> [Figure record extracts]

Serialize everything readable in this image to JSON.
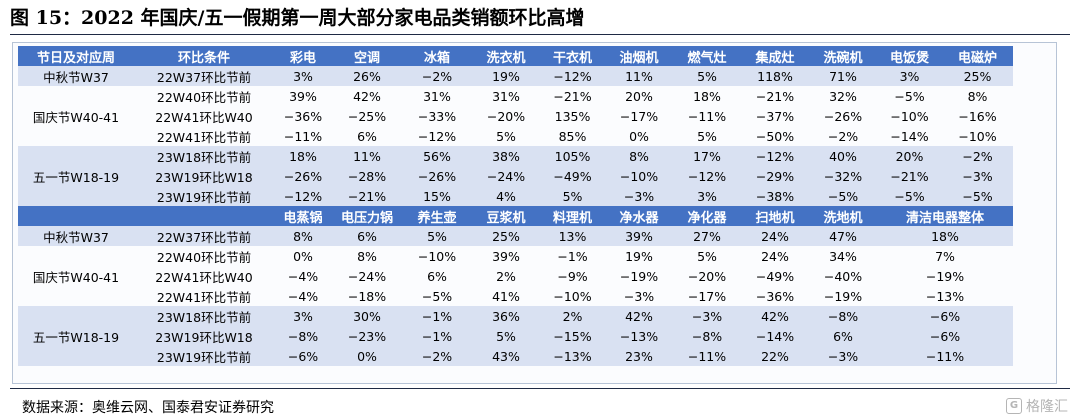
{
  "title": "图 15：2022 年国庆/五一假期第一周大部分家电品类销额环比高增",
  "source": "数据来源：奥维云网、国泰君安证券研究",
  "watermark": "格隆汇",
  "colors": {
    "header_bg": "#4472c4",
    "band_bg": "#d9e1f2",
    "highlight": "#e0201a"
  },
  "table1": {
    "headers": [
      "节日及对应周",
      "环比条件",
      "彩电",
      "空调",
      "冰箱",
      "洗衣机",
      "干衣机",
      "油烟机",
      "燃气灶",
      "集成灶",
      "洗碗机",
      "电饭煲",
      "电磁炉"
    ],
    "groups": [
      {
        "label": "中秋节W37",
        "band": true,
        "rows": [
          {
            "cond": "22W37环比节前",
            "values": [
              {
                "v": "3%",
                "hl": false
              },
              {
                "v": "26%",
                "hl": true
              },
              {
                "v": "−2%",
                "hl": false
              },
              {
                "v": "19%",
                "hl": true
              },
              {
                "v": "−12%",
                "hl": false
              },
              {
                "v": "11%",
                "hl": false
              },
              {
                "v": "5%",
                "hl": false
              },
              {
                "v": "118%",
                "hl": false
              },
              {
                "v": "71%",
                "hl": true
              },
              {
                "v": "3%",
                "hl": false
              },
              {
                "v": "25%",
                "hl": false
              }
            ]
          }
        ]
      },
      {
        "label": "国庆节W40-41",
        "band": false,
        "rows": [
          {
            "cond": "22W40环比节前",
            "values": [
              {
                "v": "39%",
                "hl": true
              },
              {
                "v": "42%",
                "hl": true
              },
              {
                "v": "31%",
                "hl": true
              },
              {
                "v": "31%",
                "hl": true
              },
              {
                "v": "−21%",
                "hl": false
              },
              {
                "v": "20%",
                "hl": false
              },
              {
                "v": "18%",
                "hl": false
              },
              {
                "v": "−21%",
                "hl": false
              },
              {
                "v": "32%",
                "hl": true
              },
              {
                "v": "−5%",
                "hl": false
              },
              {
                "v": "8%",
                "hl": false
              }
            ]
          },
          {
            "cond": "22W41环比W40",
            "values": [
              {
                "v": "−36%",
                "hl": false
              },
              {
                "v": "−25%",
                "hl": false
              },
              {
                "v": "−33%",
                "hl": false
              },
              {
                "v": "−20%",
                "hl": false
              },
              {
                "v": "135%",
                "hl": false
              },
              {
                "v": "−17%",
                "hl": false
              },
              {
                "v": "−11%",
                "hl": false
              },
              {
                "v": "−37%",
                "hl": false
              },
              {
                "v": "−26%",
                "hl": false
              },
              {
                "v": "−10%",
                "hl": false
              },
              {
                "v": "−16%",
                "hl": false
              }
            ]
          },
          {
            "cond": "22W41环比节前",
            "values": [
              {
                "v": "−11%",
                "hl": false
              },
              {
                "v": "6%",
                "hl": false
              },
              {
                "v": "−12%",
                "hl": false
              },
              {
                "v": "5%",
                "hl": false
              },
              {
                "v": "85%",
                "hl": false
              },
              {
                "v": "0%",
                "hl": false
              },
              {
                "v": "5%",
                "hl": false
              },
              {
                "v": "−50%",
                "hl": false
              },
              {
                "v": "−2%",
                "hl": false
              },
              {
                "v": "−14%",
                "hl": false
              },
              {
                "v": "−10%",
                "hl": false
              }
            ]
          }
        ]
      },
      {
        "label": "五一节W18-19",
        "band": true,
        "rows": [
          {
            "cond": "23W18环比节前",
            "values": [
              {
                "v": "18%",
                "hl": true
              },
              {
                "v": "11%",
                "hl": true
              },
              {
                "v": "56%",
                "hl": true
              },
              {
                "v": "38%",
                "hl": true
              },
              {
                "v": "105%",
                "hl": false
              },
              {
                "v": "8%",
                "hl": false
              },
              {
                "v": "17%",
                "hl": false
              },
              {
                "v": "−12%",
                "hl": false
              },
              {
                "v": "40%",
                "hl": true
              },
              {
                "v": "20%",
                "hl": false
              },
              {
                "v": "−2%",
                "hl": false
              }
            ]
          },
          {
            "cond": "23W19环比W18",
            "values": [
              {
                "v": "−26%",
                "hl": false
              },
              {
                "v": "−28%",
                "hl": false
              },
              {
                "v": "−26%",
                "hl": false
              },
              {
                "v": "−24%",
                "hl": false
              },
              {
                "v": "−49%",
                "hl": false
              },
              {
                "v": "−10%",
                "hl": false
              },
              {
                "v": "−12%",
                "hl": false
              },
              {
                "v": "−29%",
                "hl": false
              },
              {
                "v": "−32%",
                "hl": false
              },
              {
                "v": "−21%",
                "hl": false
              },
              {
                "v": "−3%",
                "hl": false
              }
            ]
          },
          {
            "cond": "23W19环比节前",
            "values": [
              {
                "v": "−12%",
                "hl": false
              },
              {
                "v": "−21%",
                "hl": false
              },
              {
                "v": "15%",
                "hl": true
              },
              {
                "v": "4%",
                "hl": false
              },
              {
                "v": "5%",
                "hl": false
              },
              {
                "v": "−3%",
                "hl": false
              },
              {
                "v": "3%",
                "hl": false
              },
              {
                "v": "−38%",
                "hl": false
              },
              {
                "v": "−5%",
                "hl": false
              },
              {
                "v": "−5%",
                "hl": false
              },
              {
                "v": "−5%",
                "hl": false
              }
            ]
          }
        ]
      }
    ]
  },
  "table2": {
    "headers": [
      "电蒸锅",
      "电压力锅",
      "养生壶",
      "豆浆机",
      "料理机",
      "净水器",
      "净化器",
      "扫地机",
      "洗地机",
      "清洁电器整体"
    ],
    "groups": [
      {
        "label": "中秋节W37",
        "band": true,
        "rows": [
          {
            "cond": "22W37环比节前",
            "values": [
              {
                "v": "8%",
                "hl": false
              },
              {
                "v": "6%",
                "hl": false
              },
              {
                "v": "5%",
                "hl": false
              },
              {
                "v": "25%",
                "hl": true
              },
              {
                "v": "13%",
                "hl": false
              },
              {
                "v": "39%",
                "hl": true
              },
              {
                "v": "27%",
                "hl": false
              },
              {
                "v": "24%",
                "hl": true
              },
              {
                "v": "47%",
                "hl": true
              },
              {
                "v": "18%",
                "hl": false
              }
            ]
          }
        ]
      },
      {
        "label": "国庆节W40-41",
        "band": false,
        "rows": [
          {
            "cond": "22W40环比节前",
            "values": [
              {
                "v": "0%",
                "hl": false
              },
              {
                "v": "8%",
                "hl": false
              },
              {
                "v": "−10%",
                "hl": false
              },
              {
                "v": "39%",
                "hl": true
              },
              {
                "v": "−1%",
                "hl": false
              },
              {
                "v": "19%",
                "hl": true
              },
              {
                "v": "5%",
                "hl": false
              },
              {
                "v": "24%",
                "hl": true
              },
              {
                "v": "34%",
                "hl": true
              },
              {
                "v": "7%",
                "hl": false
              }
            ]
          },
          {
            "cond": "22W41环比W40",
            "values": [
              {
                "v": "−4%",
                "hl": false
              },
              {
                "v": "−24%",
                "hl": false
              },
              {
                "v": "6%",
                "hl": false
              },
              {
                "v": "2%",
                "hl": false
              },
              {
                "v": "−9%",
                "hl": false
              },
              {
                "v": "−19%",
                "hl": false
              },
              {
                "v": "−20%",
                "hl": false
              },
              {
                "v": "−49%",
                "hl": false
              },
              {
                "v": "−40%",
                "hl": false
              },
              {
                "v": "−19%",
                "hl": false
              }
            ]
          },
          {
            "cond": "22W41环比节前",
            "values": [
              {
                "v": "−4%",
                "hl": false
              },
              {
                "v": "−18%",
                "hl": false
              },
              {
                "v": "−5%",
                "hl": false
              },
              {
                "v": "41%",
                "hl": false
              },
              {
                "v": "−10%",
                "hl": false
              },
              {
                "v": "−3%",
                "hl": false
              },
              {
                "v": "−17%",
                "hl": false
              },
              {
                "v": "−36%",
                "hl": false
              },
              {
                "v": "−19%",
                "hl": false
              },
              {
                "v": "−13%",
                "hl": false
              }
            ]
          }
        ]
      },
      {
        "label": "五一节W18-19",
        "band": true,
        "rows": [
          {
            "cond": "23W18环比节前",
            "values": [
              {
                "v": "3%",
                "hl": false
              },
              {
                "v": "30%",
                "hl": false
              },
              {
                "v": "−1%",
                "hl": false
              },
              {
                "v": "36%",
                "hl": true
              },
              {
                "v": "2%",
                "hl": false
              },
              {
                "v": "42%",
                "hl": true
              },
              {
                "v": "−3%",
                "hl": false
              },
              {
                "v": "42%",
                "hl": true
              },
              {
                "v": "−8%",
                "hl": false
              },
              {
                "v": "−6%",
                "hl": false
              }
            ]
          },
          {
            "cond": "23W19环比W18",
            "values": [
              {
                "v": "−8%",
                "hl": false
              },
              {
                "v": "−23%",
                "hl": false
              },
              {
                "v": "−1%",
                "hl": false
              },
              {
                "v": "5%",
                "hl": false
              },
              {
                "v": "−15%",
                "hl": false
              },
              {
                "v": "−13%",
                "hl": false
              },
              {
                "v": "−8%",
                "hl": false
              },
              {
                "v": "−14%",
                "hl": false
              },
              {
                "v": "6%",
                "hl": false
              },
              {
                "v": "−6%",
                "hl": false
              }
            ]
          },
          {
            "cond": "23W19环比节前",
            "values": [
              {
                "v": "−6%",
                "hl": false
              },
              {
                "v": "0%",
                "hl": false
              },
              {
                "v": "−2%",
                "hl": false
              },
              {
                "v": "43%",
                "hl": true
              },
              {
                "v": "−13%",
                "hl": false
              },
              {
                "v": "23%",
                "hl": true
              },
              {
                "v": "−11%",
                "hl": false
              },
              {
                "v": "22%",
                "hl": true
              },
              {
                "v": "−3%",
                "hl": false
              },
              {
                "v": "−11%",
                "hl": false
              }
            ]
          }
        ]
      }
    ]
  }
}
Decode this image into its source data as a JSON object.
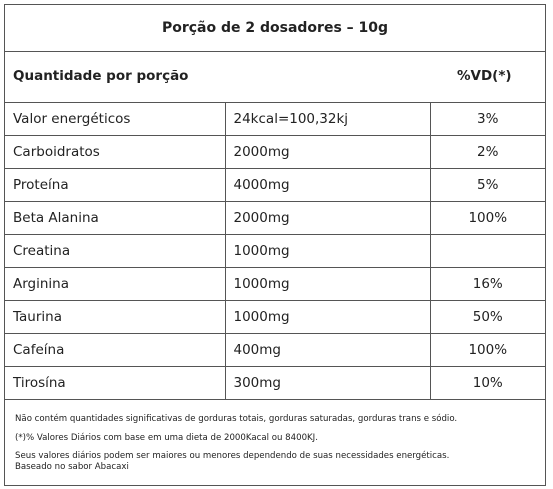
{
  "title": "Porção de 2 dosadores – 10g",
  "header": {
    "label": "Quantidade por porção",
    "vd": "%VD(*)"
  },
  "table": {
    "rows": [
      [
        "Valor energéticos",
        "24kcal=100,32kj",
        "3%"
      ],
      [
        "Carboidratos",
        "2000mg",
        "2%"
      ],
      [
        "Proteína",
        "4000mg",
        "5%"
      ],
      [
        "Beta Alanina",
        "2000mg",
        "100%"
      ],
      [
        "Creatina",
        "1000mg",
        null
      ],
      [
        "Arginina",
        "1000mg",
        "16%"
      ],
      [
        "Taurina",
        "1000mg",
        "50%"
      ],
      [
        "Cafeína",
        "400mg",
        "100%"
      ],
      [
        "Tirosína",
        "300mg",
        "10%"
      ]
    ]
  },
  "notes": [
    "Não contém quantidades significativas de gorduras totais, gorduras saturadas, gorduras trans e sódio.",
    "(*)% Valores Diários com base em uma dieta de 2000Kacal ou 8400KJ.",
    "Seus valores diários podem ser maiores ou menores dependendo de suas necessidades energéticas.",
    "Baseado no sabor Abacaxi"
  ]
}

> [WHAT TO PRODUCE] Go through the records above, find every line with the word "JSON", and list those lines.

> [ANSWER BELOW]
Serialize everything readable in this image to JSON.
Decode this image into its source data as a JSON object.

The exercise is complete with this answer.